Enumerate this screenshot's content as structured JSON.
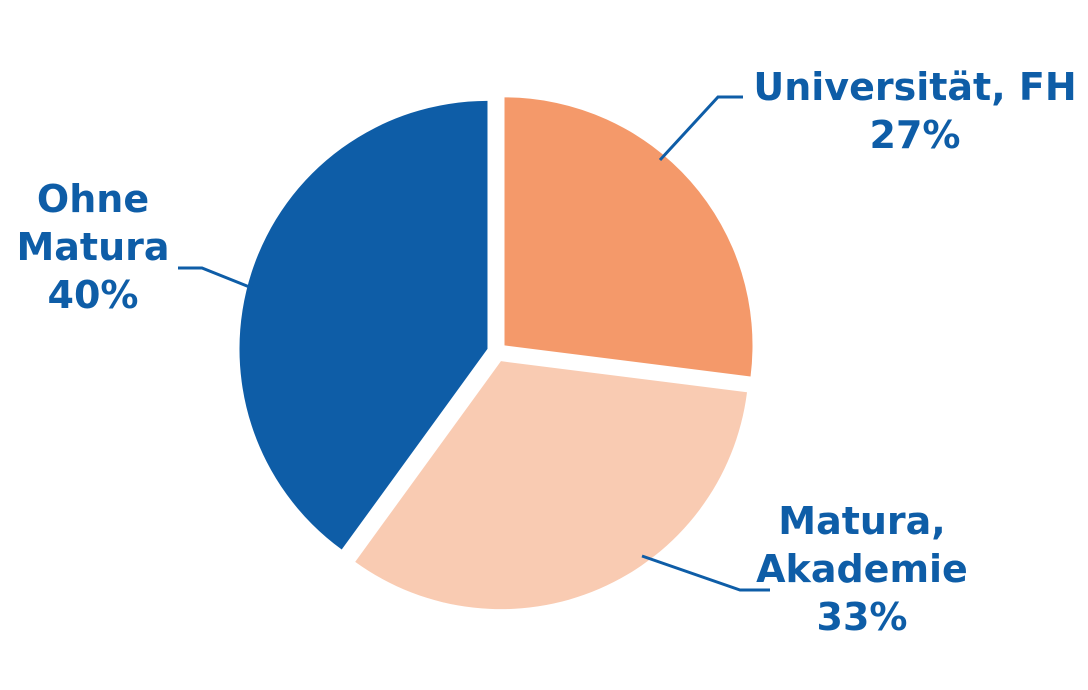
{
  "chart_data": {
    "type": "pie",
    "title": "",
    "slices": [
      {
        "label_lines": [
          "Universität, FH"
        ],
        "value": 27,
        "value_label": "27%",
        "color": "#f4996a"
      },
      {
        "label_lines": [
          "Matura,",
          "Akademie"
        ],
        "value": 33,
        "value_label": "33%",
        "color": "#f9cbb2"
      },
      {
        "label_lines": [
          "Ohne",
          "Matura"
        ],
        "value": 40,
        "value_label": "40%",
        "color": "#0e5da7"
      }
    ],
    "label_color": "#0e5da7",
    "leader_color": "#0e5da7"
  }
}
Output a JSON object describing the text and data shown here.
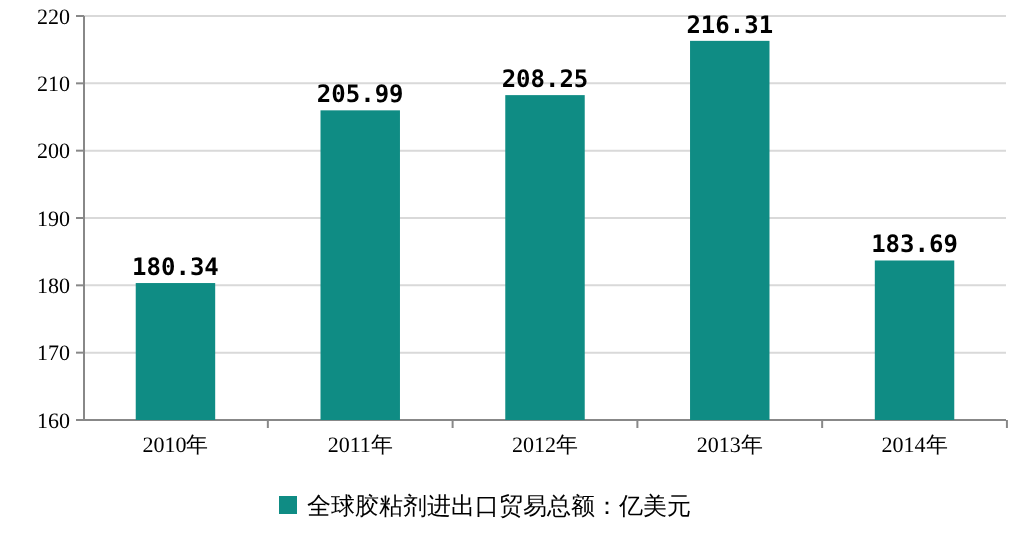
{
  "chart_data": {
    "type": "bar",
    "categories": [
      "2010年",
      "2011年",
      "2012年",
      "2013年",
      "2014年"
    ],
    "series": [
      {
        "name": "全球胶粘剂进出口贸易总额：亿美元",
        "color": "#0f8c84",
        "values": [
          180.34,
          205.99,
          208.25,
          216.31,
          183.69
        ]
      }
    ],
    "ylim": [
      160,
      220
    ],
    "yticks": [
      160,
      170,
      180,
      190,
      200,
      210,
      220
    ],
    "grid": "y",
    "data_labels": true,
    "legend": "bottom"
  }
}
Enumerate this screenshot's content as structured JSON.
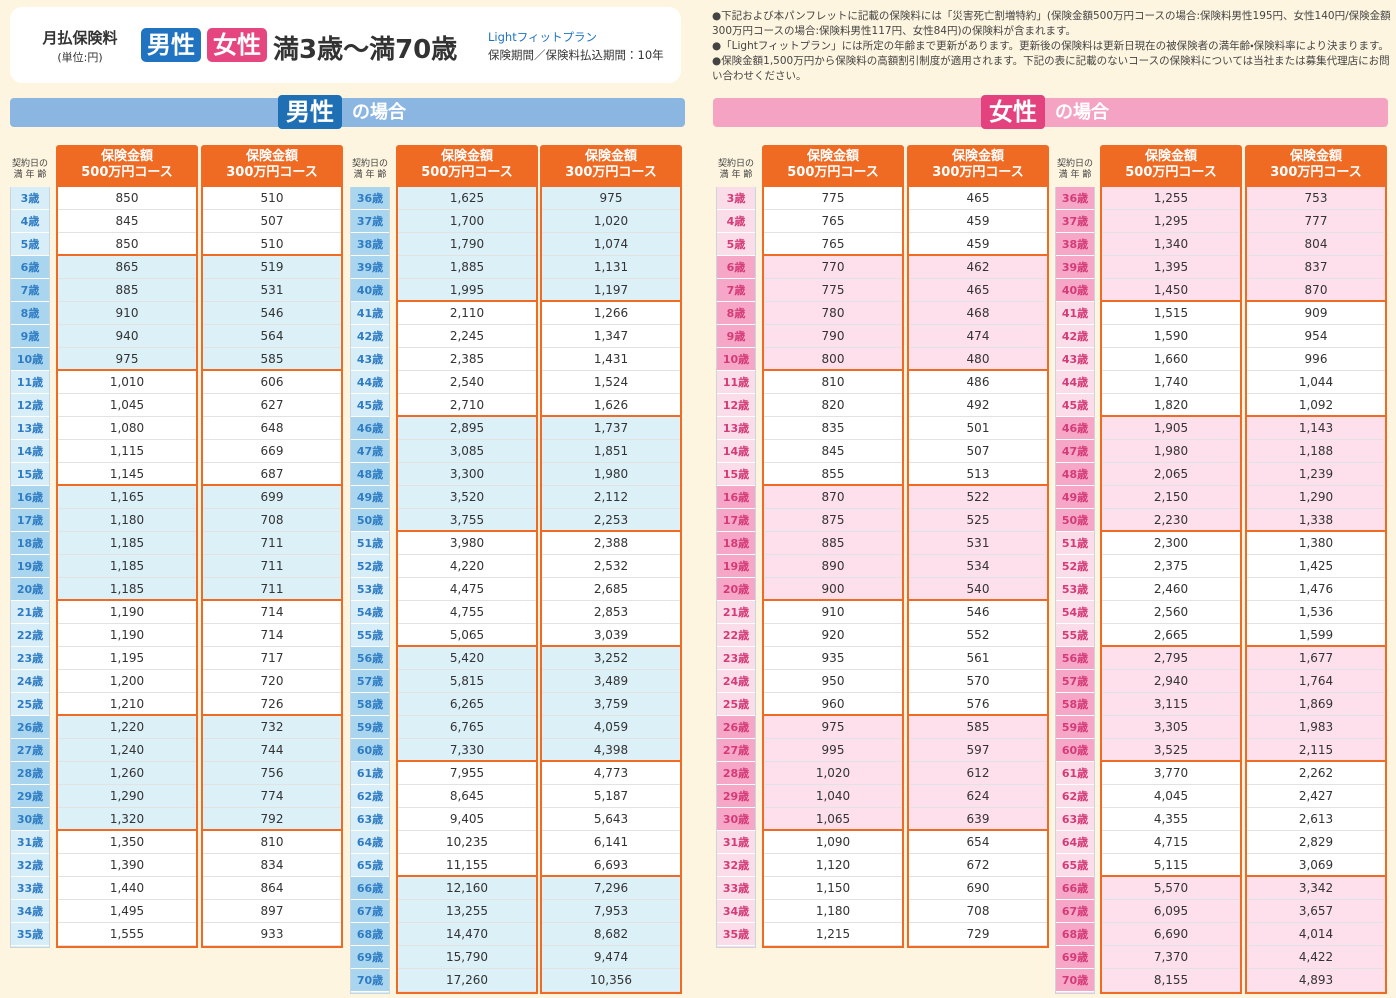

************

▸ **Task brief**:
Your copy of the data above should match it exactly, except that pictures are left out.

▸ **In response**:
Enumerate this screenshot's content as structured JSON.
{
  "chart_data": {
    "type": "pie",
    "title": "",
    "slices": [
      {
        "label_lines": [
          "Universität, FH"
        ],
        "value": 27,
        "value_label": "27%",
        "color": "#f4996a"
      },
      {
        "label_lines": [
          "Matura,",
          "Akademie"
        ],
        "value": 33,
        "value_label": "33%",
        "color": "#f9cbb2"
      },
      {
        "label_lines": [
          "Ohne",
          "Matura"
        ],
        "value": 40,
        "value_label": "40%",
        "color": "#0e5da7"
      }
    ],
    "label_color": "#0e5da7",
    "leader_color": "#0e5da7"
  }
}
Output a JSON object describing the text and data shown here.
{
  "chart_data": {
    "type": "bar",
    "categories": [
      "2010年",
      "2011年",
      "2012年",
      "2013年",
      "2014年"
    ],
    "series": [
      {
        "name": "全球胶粘剂进出口贸易总额：亿美元",
        "color": "#0f8c84",
        "values": [
          180.34,
          205.99,
          208.25,
          216.31,
          183.69
        ]
      }
    ],
    "ylim": [
      160,
      220
    ],
    "yticks": [
      160,
      170,
      180,
      190,
      200,
      210,
      220
    ],
    "grid": "y",
    "data_labels": true,
    "legend": "bottom"
  }
}
Enumerate this screenshot's content as structured JSON.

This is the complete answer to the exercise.